[Figure content listings]
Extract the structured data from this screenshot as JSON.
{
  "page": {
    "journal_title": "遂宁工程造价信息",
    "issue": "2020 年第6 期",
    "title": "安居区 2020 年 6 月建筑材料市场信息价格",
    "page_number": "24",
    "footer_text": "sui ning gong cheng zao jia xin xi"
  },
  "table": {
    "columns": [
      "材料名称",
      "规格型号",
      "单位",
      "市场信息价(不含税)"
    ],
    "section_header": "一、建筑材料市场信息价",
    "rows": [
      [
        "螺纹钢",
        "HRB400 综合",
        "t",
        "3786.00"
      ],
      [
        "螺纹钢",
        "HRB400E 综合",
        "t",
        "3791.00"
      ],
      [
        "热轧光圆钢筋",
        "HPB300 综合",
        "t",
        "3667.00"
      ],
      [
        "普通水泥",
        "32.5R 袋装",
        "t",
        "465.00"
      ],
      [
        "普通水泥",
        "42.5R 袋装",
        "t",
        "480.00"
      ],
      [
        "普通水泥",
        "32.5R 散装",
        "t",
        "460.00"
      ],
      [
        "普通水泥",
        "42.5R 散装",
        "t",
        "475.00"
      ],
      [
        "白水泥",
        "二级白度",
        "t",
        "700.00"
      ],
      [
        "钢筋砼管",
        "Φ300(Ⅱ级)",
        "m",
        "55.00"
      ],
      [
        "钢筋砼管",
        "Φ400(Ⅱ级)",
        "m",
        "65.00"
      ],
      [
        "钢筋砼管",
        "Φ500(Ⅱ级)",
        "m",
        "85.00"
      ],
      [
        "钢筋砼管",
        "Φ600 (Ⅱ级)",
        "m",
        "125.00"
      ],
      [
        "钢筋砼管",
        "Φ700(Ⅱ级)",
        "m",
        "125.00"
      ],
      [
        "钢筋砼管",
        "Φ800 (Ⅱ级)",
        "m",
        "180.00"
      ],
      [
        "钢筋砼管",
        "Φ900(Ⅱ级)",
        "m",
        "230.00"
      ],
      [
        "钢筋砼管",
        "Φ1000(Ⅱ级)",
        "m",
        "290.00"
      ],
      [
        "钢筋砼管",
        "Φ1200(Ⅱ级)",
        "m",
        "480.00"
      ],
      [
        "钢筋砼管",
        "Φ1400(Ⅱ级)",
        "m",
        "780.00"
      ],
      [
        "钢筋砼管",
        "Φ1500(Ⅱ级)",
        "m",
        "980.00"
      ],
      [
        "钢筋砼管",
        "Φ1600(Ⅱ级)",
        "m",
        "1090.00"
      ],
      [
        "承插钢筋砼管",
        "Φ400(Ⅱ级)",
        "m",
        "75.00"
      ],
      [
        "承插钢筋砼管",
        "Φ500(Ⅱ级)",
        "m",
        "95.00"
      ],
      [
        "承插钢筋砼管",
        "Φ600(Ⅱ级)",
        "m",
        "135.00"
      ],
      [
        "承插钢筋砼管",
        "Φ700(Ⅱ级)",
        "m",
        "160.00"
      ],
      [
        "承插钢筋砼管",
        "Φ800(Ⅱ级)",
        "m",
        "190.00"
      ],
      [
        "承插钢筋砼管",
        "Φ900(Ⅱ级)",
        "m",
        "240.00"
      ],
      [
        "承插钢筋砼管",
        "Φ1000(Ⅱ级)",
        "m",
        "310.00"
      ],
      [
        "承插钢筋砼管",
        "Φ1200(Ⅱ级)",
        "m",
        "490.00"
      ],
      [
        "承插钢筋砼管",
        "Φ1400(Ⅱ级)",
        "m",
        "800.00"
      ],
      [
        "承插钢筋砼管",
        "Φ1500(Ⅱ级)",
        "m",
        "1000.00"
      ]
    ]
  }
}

◆ **JOB**
Write out all the data again, exactly as it appears.

◆ **SOLUTION TO THE EXERCISE**
Extract the structured data from this screenshot as JSON.
{
  "page": {
    "journal_title": "遂宁工程造价信息",
    "issue": "2020 年第6 期",
    "title": "安居区 2020 年 6 月建筑材料市场信息价格",
    "page_number": "24",
    "footer_text": "sui ning gong cheng zao jia xin xi"
  },
  "table": {
    "columns": [
      "材料名称",
      "规格型号",
      "单位",
      "市场信息价(不含税)"
    ],
    "section_header": "一、建筑材料市场信息价",
    "rows": [
      [
        "螺纹钢",
        "HRB400 综合",
        "t",
        "3786.00"
      ],
      [
        "螺纹钢",
        "HRB400E 综合",
        "t",
        "3791.00"
      ],
      [
        "热轧光圆钢筋",
        "HPB300 综合",
        "t",
        "3667.00"
      ],
      [
        "普通水泥",
        "32.5R 袋装",
        "t",
        "465.00"
      ],
      [
        "普通水泥",
        "42.5R 袋装",
        "t",
        "480.00"
      ],
      [
        "普通水泥",
        "32.5R 散装",
        "t",
        "460.00"
      ],
      [
        "普通水泥",
        "42.5R 散装",
        "t",
        "475.00"
      ],
      [
        "白水泥",
        "二级白度",
        "t",
        "700.00"
      ],
      [
        "钢筋砼管",
        "Φ300(Ⅱ级)",
        "m",
        "55.00"
      ],
      [
        "钢筋砼管",
        "Φ400(Ⅱ级)",
        "m",
        "65.00"
      ],
      [
        "钢筋砼管",
        "Φ500(Ⅱ级)",
        "m",
        "85.00"
      ],
      [
        "钢筋砼管",
        "Φ600 (Ⅱ级)",
        "m",
        "125.00"
      ],
      [
        "钢筋砼管",
        "Φ700(Ⅱ级)",
        "m",
        "125.00"
      ],
      [
        "钢筋砼管",
        "Φ800 (Ⅱ级)",
        "m",
        "180.00"
      ],
      [
        "钢筋砼管",
        "Φ900(Ⅱ级)",
        "m",
        "230.00"
      ],
      [
        "钢筋砼管",
        "Φ1000(Ⅱ级)",
        "m",
        "290.00"
      ],
      [
        "钢筋砼管",
        "Φ1200(Ⅱ级)",
        "m",
        "480.00"
      ],
      [
        "钢筋砼管",
        "Φ1400(Ⅱ级)",
        "m",
        "780.00"
      ],
      [
        "钢筋砼管",
        "Φ1500(Ⅱ级)",
        "m",
        "980.00"
      ],
      [
        "钢筋砼管",
        "Φ1600(Ⅱ级)",
        "m",
        "1090.00"
      ],
      [
        "承插钢筋砼管",
        "Φ400(Ⅱ级)",
        "m",
        "75.00"
      ],
      [
        "承插钢筋砼管",
        "Φ500(Ⅱ级)",
        "m",
        "95.00"
      ],
      [
        "承插钢筋砼管",
        "Φ600(Ⅱ级)",
        "m",
        "135.00"
      ],
      [
        "承插钢筋砼管",
        "Φ700(Ⅱ级)",
        "m",
        "160.00"
      ],
      [
        "承插钢筋砼管",
        "Φ800(Ⅱ级)",
        "m",
        "190.00"
      ],
      [
        "承插钢筋砼管",
        "Φ900(Ⅱ级)",
        "m",
        "240.00"
      ],
      [
        "承插钢筋砼管",
        "Φ1000(Ⅱ级)",
        "m",
        "310.00"
      ],
      [
        "承插钢筋砼管",
        "Φ1200(Ⅱ级)",
        "m",
        "490.00"
      ],
      [
        "承插钢筋砼管",
        "Φ1400(Ⅱ级)",
        "m",
        "800.00"
      ],
      [
        "承插钢筋砼管",
        "Φ1500(Ⅱ级)",
        "m",
        "1000.00"
      ]
    ]
  }
}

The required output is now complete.